*Brief 1:* Name the business priorities from Gartner's 2015 CEO survey that appear in the article on digital workplaces below, with the share of respondents who listed each one.
— START Reading text —
Four guidelines for making your workplace digital

Toronto, ON – Strategy and collaboration are key to implementing a digital workplace, Gartner analyst Bob Hafner said during a presentation at the 2016 Gartner CIO & IT Executive Summit on June 16.

Rather than simply assigning a vaguely defined tech-related project to the IT department, the C-suite needs to develop a concrete strategy involving multiple departments working together, with someone – ideally the CIO – taking the lead, he said.

Bob Hafner says...
Gartner analyst Bob Hafner says it’s important for companies to develop a concrete, collaborative strategy when implementing a digital workplace.

“Right now the biggest obstacle most companies face in implementing a digital workplace is they haven’t built a strategy, and they don’t have somebody responsible for it, because it spans so many departments,” said Hafner, who serves as managing vice president of Gartner Research’s mobile and wireless division.

Far from being limited to IT, Hafner said, implementing a digital workplace has a profound impact on – and needs to include input from – departments such as HR, communications, and marketing.

“The only place all of those areas come together is at the CEO level, and it’s not something the CEO is going to do,” he said. “It has to be somebody that has been given the responsibility and the power to make some clear decisions.”

To illustrate his central thesis, Hafner began his presentation by sharing a few results from Gartner’s 2015 CEO survey, in which 54 per cent of respondents listed “growth” among their top five business priorities, 25 per cent listed “technology,” and 24 per cent listed “workforce.”

Each of these priorities would receive a boost after implementing a digital workplace, Hafner said, with new platforms, customer-centric online services, and process efficiencies driving growth, and remote work optimization and analytics improving workforce retention.

But too many companies still aren’t taking advantage, he said.

“We did some rough surveys at conferences,” he said. “We figure that right now, 15 per cent of organizations have a leader for the digital workplace, 35 per cent of organizations are looking at it, and 50 per cent of you are just worried about what the next version of the product you already have installed is.”

Fortunately for those members of the C-suite still developing a digital implementation strategy – and the CIOs supporting them – Hafner offered a few guidelines to push them along.

1. Engage your employees as people first

One of the most important elements of implementing a digital workplace is to think of the employer/employee relationship from both sides, Hafner said, using a composite employee named “Carlos” to illustrate his lesson.

Hafner’s hypothetical company expected a great deal from Carlos, he said: availability 18/7; the ability to provide leadership and mentoring, collaborate with teams across far-flung distances, and make autonomous decisions along the way; brand support at both home and work; and a willingness to change roles and groups, to name a few.
— END Reading text —
— START Provided records —
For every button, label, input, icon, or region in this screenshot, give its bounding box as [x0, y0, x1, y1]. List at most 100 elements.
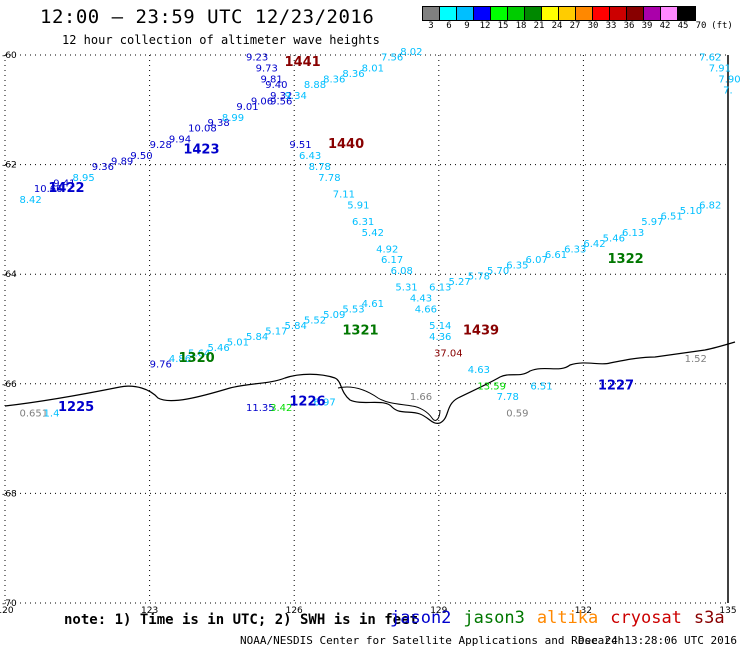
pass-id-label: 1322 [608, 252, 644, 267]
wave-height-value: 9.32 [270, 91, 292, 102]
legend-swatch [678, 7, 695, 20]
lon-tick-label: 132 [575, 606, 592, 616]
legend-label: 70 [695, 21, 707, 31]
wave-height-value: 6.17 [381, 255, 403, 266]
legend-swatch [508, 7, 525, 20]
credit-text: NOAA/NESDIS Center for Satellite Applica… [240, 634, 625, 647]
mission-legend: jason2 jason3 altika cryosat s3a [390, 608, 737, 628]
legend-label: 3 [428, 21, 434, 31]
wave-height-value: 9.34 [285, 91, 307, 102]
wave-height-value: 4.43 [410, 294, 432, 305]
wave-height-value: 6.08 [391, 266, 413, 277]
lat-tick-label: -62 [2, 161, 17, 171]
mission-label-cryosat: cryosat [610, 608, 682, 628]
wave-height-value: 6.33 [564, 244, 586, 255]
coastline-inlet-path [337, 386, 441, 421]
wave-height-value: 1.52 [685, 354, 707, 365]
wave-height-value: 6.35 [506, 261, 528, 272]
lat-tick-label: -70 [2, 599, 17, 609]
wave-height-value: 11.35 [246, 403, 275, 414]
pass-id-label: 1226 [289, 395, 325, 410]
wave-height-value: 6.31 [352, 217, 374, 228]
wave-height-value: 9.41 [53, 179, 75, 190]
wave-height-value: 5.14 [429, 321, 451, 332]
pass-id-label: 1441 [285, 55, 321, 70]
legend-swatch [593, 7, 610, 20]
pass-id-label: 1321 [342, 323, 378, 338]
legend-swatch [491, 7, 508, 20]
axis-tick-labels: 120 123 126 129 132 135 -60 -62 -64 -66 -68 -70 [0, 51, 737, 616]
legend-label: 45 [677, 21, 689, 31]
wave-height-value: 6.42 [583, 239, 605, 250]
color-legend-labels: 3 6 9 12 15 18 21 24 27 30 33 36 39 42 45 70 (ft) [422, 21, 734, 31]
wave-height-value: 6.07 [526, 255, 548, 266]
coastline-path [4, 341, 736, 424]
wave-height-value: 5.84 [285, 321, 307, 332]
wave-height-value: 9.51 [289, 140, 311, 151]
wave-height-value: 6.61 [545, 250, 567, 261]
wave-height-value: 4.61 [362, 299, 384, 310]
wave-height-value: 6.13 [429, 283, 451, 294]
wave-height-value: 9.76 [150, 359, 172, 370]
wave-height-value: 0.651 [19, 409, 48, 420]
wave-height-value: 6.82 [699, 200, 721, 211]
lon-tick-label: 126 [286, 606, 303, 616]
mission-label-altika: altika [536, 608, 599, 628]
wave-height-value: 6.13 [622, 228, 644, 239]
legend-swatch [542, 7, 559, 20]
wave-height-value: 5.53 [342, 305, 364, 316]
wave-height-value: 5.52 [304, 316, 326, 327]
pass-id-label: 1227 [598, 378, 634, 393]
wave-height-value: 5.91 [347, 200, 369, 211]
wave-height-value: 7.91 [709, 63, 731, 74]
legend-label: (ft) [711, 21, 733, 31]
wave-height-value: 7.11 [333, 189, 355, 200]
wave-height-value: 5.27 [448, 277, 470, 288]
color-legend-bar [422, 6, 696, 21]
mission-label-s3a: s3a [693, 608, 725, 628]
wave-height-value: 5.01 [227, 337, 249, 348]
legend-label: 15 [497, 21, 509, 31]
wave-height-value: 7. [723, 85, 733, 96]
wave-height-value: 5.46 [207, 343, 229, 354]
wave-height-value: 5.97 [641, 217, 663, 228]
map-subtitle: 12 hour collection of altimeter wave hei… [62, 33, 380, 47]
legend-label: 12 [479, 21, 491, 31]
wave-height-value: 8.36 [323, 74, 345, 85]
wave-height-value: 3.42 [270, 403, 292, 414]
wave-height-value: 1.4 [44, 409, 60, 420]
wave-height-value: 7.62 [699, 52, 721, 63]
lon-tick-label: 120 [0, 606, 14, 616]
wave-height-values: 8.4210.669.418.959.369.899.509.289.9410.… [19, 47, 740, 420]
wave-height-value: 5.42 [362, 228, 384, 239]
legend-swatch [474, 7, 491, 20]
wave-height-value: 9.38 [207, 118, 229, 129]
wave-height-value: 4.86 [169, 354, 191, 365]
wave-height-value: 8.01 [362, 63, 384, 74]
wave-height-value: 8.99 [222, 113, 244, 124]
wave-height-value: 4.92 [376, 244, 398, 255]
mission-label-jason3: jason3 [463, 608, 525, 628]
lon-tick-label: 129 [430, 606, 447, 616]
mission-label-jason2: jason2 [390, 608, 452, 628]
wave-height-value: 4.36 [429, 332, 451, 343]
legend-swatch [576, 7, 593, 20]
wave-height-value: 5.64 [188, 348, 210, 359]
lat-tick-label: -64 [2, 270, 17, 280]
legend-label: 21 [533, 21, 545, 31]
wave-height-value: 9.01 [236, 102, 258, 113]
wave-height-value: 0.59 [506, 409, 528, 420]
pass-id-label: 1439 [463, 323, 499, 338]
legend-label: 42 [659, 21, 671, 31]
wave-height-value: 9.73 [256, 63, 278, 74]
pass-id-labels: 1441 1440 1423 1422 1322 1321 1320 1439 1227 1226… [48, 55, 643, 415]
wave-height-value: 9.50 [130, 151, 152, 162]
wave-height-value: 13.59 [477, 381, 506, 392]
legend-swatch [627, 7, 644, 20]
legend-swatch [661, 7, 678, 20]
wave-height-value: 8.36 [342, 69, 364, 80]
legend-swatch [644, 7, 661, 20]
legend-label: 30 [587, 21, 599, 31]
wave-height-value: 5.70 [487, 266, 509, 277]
— END Provided records —
— START Provided records —
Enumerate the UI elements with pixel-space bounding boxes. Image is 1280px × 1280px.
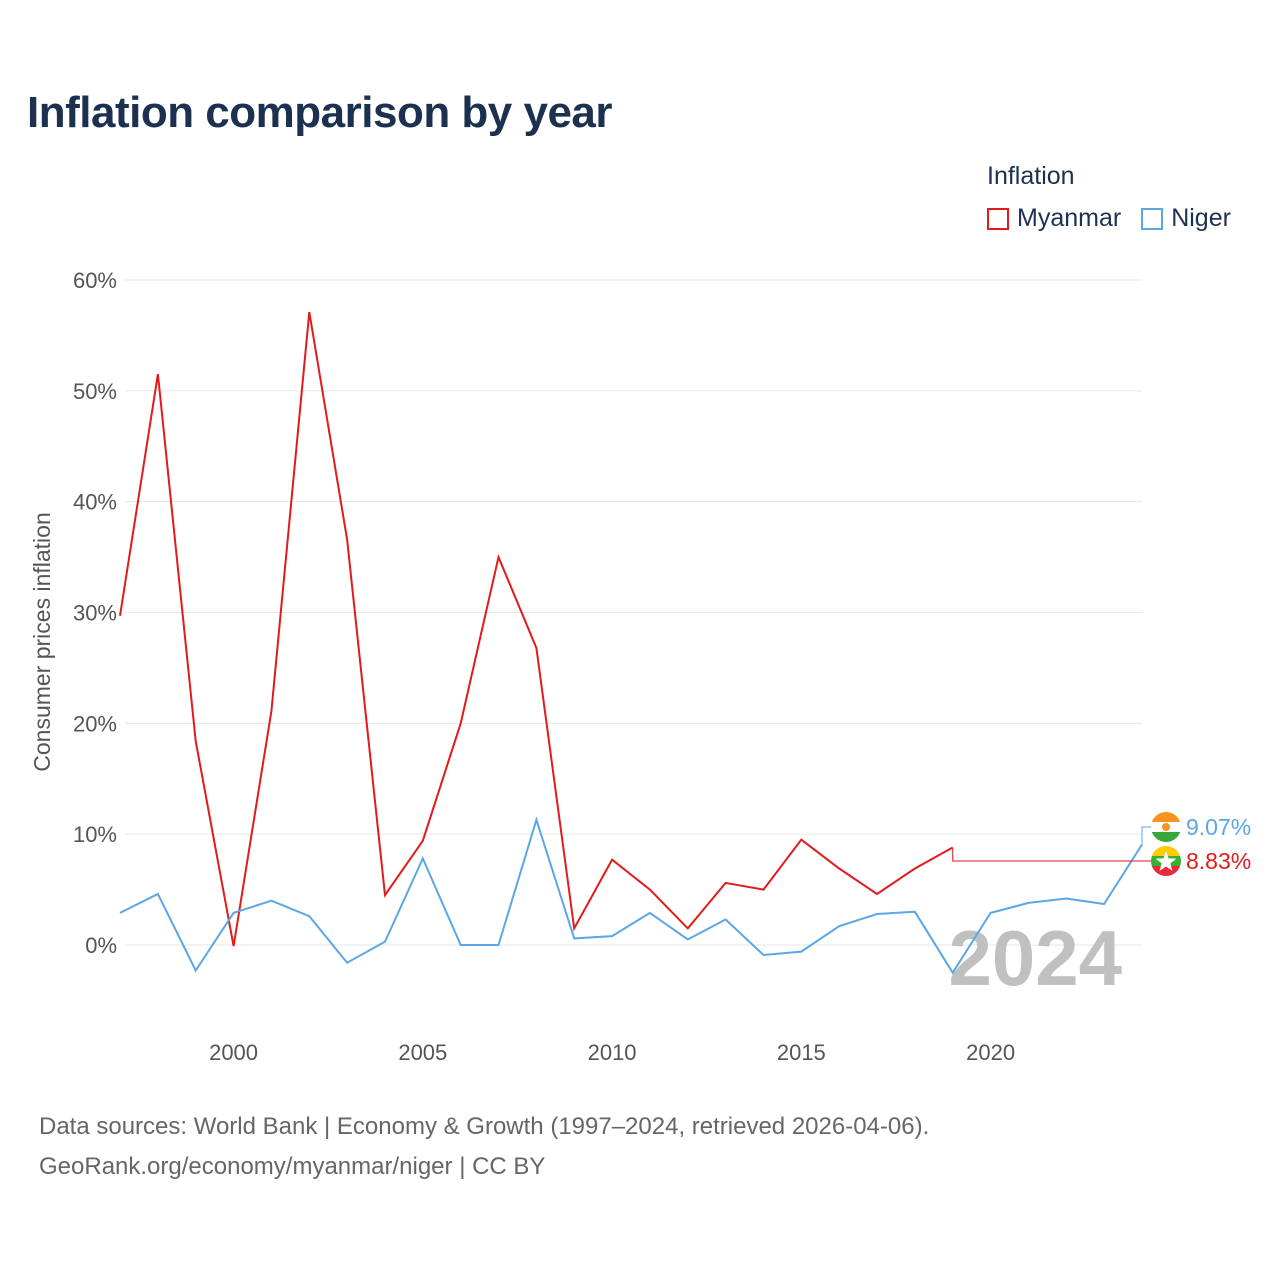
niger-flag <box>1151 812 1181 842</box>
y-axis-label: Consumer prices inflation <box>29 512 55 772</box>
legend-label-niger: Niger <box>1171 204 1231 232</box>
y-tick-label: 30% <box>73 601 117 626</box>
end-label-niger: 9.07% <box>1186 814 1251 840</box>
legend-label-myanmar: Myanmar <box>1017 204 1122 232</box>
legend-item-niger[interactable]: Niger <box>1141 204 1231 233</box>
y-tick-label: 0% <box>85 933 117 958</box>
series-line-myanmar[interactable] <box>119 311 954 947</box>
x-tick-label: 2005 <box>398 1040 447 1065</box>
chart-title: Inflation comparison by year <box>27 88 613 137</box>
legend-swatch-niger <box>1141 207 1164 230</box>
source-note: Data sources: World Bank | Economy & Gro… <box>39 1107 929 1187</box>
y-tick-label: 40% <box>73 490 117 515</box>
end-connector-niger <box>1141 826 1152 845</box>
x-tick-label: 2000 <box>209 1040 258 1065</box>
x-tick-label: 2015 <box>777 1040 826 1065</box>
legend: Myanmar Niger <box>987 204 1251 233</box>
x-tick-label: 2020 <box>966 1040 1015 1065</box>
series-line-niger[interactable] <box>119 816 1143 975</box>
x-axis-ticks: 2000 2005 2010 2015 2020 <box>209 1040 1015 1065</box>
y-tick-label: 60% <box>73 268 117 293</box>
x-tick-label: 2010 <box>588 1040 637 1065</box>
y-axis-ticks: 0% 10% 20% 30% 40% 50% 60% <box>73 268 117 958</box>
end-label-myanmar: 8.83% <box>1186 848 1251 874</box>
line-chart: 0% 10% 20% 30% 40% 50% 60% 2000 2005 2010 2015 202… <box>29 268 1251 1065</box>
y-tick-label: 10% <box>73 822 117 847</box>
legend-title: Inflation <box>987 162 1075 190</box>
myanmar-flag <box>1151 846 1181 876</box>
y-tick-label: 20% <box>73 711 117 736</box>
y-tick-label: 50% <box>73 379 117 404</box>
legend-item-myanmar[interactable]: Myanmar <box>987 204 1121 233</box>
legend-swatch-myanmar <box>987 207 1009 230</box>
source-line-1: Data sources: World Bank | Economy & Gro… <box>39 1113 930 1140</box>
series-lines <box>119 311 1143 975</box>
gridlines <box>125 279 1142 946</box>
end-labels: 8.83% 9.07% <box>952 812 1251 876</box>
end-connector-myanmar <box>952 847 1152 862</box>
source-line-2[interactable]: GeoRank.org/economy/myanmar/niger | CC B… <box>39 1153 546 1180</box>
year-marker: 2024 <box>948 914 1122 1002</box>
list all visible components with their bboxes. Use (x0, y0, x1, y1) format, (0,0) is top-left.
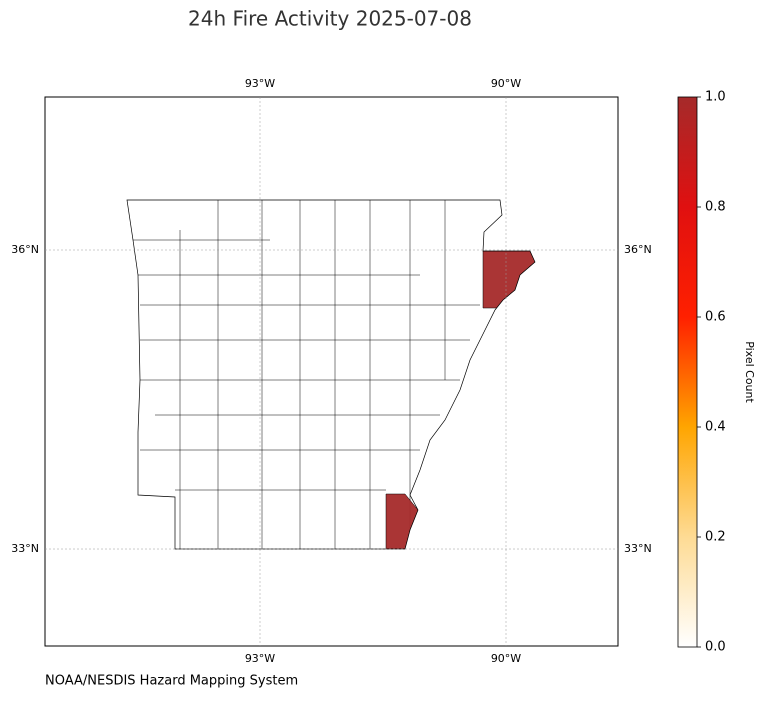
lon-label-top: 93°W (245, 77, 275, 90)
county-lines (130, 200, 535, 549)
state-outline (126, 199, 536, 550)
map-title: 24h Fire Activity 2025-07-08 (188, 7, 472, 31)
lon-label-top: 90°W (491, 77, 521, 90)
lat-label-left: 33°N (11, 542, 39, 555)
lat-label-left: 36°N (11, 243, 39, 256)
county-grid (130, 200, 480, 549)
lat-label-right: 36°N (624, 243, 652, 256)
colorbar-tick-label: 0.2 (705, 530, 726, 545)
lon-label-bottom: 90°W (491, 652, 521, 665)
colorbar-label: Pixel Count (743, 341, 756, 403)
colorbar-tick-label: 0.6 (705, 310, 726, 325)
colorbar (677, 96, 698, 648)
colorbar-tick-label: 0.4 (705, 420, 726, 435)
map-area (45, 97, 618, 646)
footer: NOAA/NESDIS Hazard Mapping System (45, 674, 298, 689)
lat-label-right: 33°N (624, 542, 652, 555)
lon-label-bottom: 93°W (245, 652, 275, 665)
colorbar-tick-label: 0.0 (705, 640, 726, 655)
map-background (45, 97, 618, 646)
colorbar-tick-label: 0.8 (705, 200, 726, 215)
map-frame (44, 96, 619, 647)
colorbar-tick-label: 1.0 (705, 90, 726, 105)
— END Provided records —
— START Provided records —
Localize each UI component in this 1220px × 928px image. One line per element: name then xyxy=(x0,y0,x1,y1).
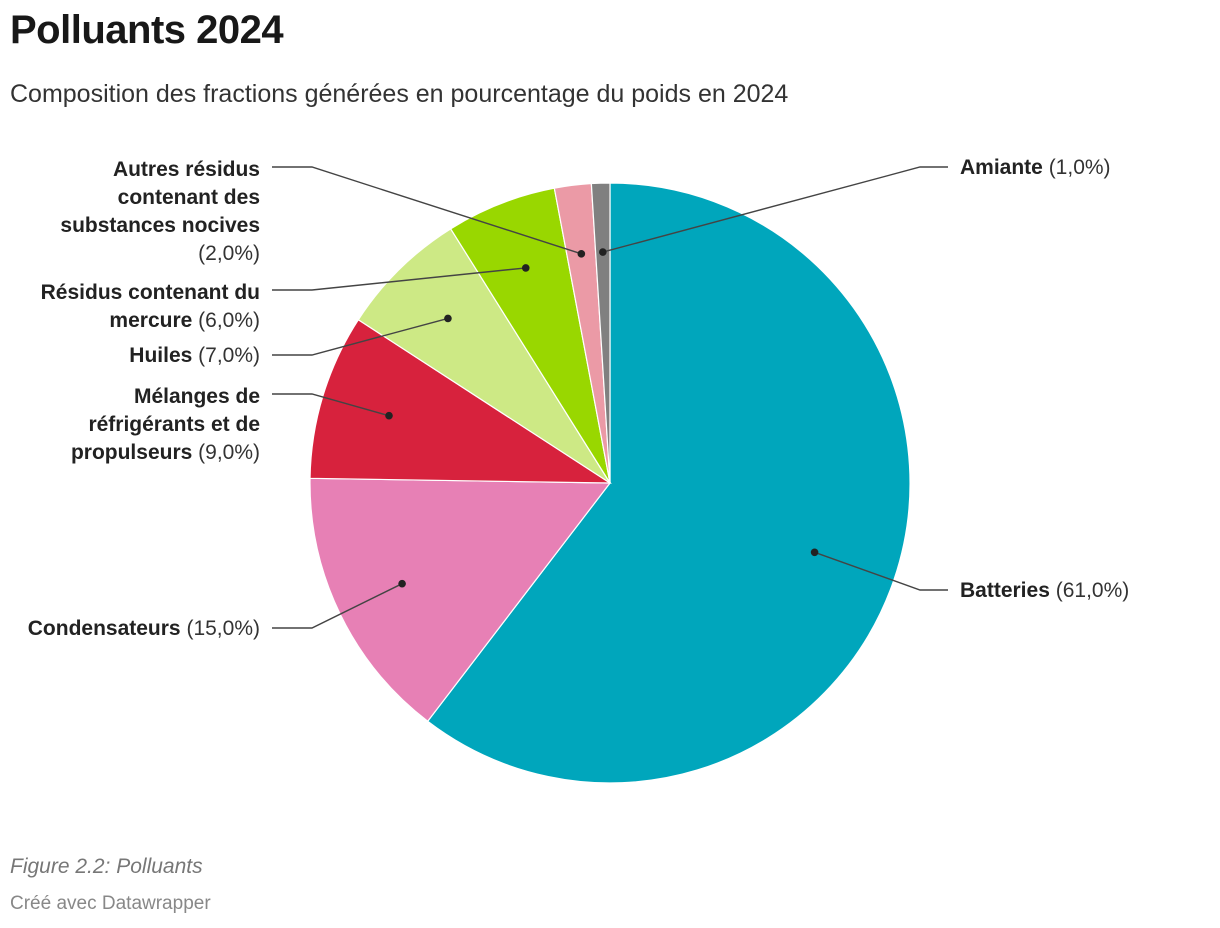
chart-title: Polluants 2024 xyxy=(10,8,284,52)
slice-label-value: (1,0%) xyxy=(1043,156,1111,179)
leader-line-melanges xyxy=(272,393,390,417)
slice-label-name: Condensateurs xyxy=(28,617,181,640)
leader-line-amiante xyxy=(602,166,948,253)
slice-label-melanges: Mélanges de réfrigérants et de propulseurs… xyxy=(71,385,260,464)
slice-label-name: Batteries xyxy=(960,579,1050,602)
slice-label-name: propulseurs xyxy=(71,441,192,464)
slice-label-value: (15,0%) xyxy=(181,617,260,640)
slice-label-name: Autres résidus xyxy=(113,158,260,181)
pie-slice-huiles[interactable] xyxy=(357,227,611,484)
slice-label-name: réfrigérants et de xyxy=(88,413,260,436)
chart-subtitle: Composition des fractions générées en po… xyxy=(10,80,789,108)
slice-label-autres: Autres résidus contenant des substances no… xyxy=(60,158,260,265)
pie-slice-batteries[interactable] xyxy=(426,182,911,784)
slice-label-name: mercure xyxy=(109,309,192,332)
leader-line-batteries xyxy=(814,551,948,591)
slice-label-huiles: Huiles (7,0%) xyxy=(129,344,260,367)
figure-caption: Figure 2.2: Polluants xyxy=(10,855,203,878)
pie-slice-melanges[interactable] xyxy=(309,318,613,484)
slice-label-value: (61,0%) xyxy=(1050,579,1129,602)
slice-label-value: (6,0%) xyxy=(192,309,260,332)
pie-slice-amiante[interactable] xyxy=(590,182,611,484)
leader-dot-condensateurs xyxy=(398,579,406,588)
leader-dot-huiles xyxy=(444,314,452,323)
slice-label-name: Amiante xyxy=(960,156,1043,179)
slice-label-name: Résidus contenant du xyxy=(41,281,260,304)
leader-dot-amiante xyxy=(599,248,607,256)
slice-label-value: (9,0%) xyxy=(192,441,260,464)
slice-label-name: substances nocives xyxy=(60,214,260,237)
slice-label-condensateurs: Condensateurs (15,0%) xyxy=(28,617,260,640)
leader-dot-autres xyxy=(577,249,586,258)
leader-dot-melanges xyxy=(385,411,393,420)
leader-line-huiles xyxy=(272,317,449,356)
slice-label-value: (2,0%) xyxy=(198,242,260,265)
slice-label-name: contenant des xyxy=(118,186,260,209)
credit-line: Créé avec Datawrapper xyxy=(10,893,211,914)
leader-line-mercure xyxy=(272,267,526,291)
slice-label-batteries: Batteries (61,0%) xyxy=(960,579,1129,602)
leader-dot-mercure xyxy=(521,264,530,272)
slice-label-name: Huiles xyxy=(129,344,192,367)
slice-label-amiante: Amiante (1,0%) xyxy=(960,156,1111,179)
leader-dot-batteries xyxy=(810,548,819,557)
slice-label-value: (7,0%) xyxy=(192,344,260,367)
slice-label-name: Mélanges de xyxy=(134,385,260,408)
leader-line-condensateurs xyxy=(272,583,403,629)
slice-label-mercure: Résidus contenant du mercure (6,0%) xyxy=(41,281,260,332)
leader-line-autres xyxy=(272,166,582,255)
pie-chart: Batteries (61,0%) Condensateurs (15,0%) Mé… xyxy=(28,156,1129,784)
— END Provided records —
*Brief 2:* Put the lines of the entries above into a numbered list, starting at the line that contains "pass-id-label: 1322 [608, 252, 644, 267]" and ending at the line that contains "pass-id-label: 1441 [285, 55, 321, 70]".

*Response 1:*
- Growth: 54 per cent
- Technology: 25 per cent
- Workforce: 24 per cent

*Response 2:*
1. pass-id-label: 1322 [608, 252, 644, 267]
2. wave-height-value: 9.32 [270, 91, 292, 102]
3. legend-swatch [678, 7, 695, 20]
4. lon-tick-label: 132 [575, 606, 592, 616]
5. legend-label: 70 [695, 21, 707, 31]
6. wave-height-value: 6.17 [381, 255, 403, 266]
7. legend-swatch [508, 7, 525, 20]
8. credit-text: NOAA/NESDIS Center for Satellite Applica… [240, 634, 625, 647]
9. mission-legend: jason2 jason3 altika cryosat s3a [390, 608, 737, 628]
10. legend-label: 3 [428, 21, 434, 31]
11. wave-height-value: 9.34 [285, 91, 307, 102]
12. wave-height-value: 4.43 [410, 294, 432, 305]
13. wave-height-value: 6.08 [391, 266, 413, 277]
14. lat-tick-label: -62 [2, 161, 17, 171]
15. mission-label-cryosat: cryosat [610, 608, 682, 628]
16. wave-height-value: 6.33 [564, 244, 586, 255]
17. coastline-inlet-path [337, 386, 441, 421]
18. wave-height-value: 1.52 [685, 354, 707, 365]
19. wave-height-value: 6.35 [506, 261, 528, 272]
20. lat-tick-label: -70 [2, 599, 17, 609]
21. wave-height-value: 11.35 [246, 403, 275, 414]
22. pass-id-label: 1226 [289, 395, 325, 410]
23. wave-height-value: 6.31 [352, 217, 374, 228]
24. wave-height-value: 9.41 [53, 179, 75, 190]
25. wave-height-value: 5.14 [429, 321, 451, 332]
26. pass-id-label: 1441 [285, 55, 321, 70]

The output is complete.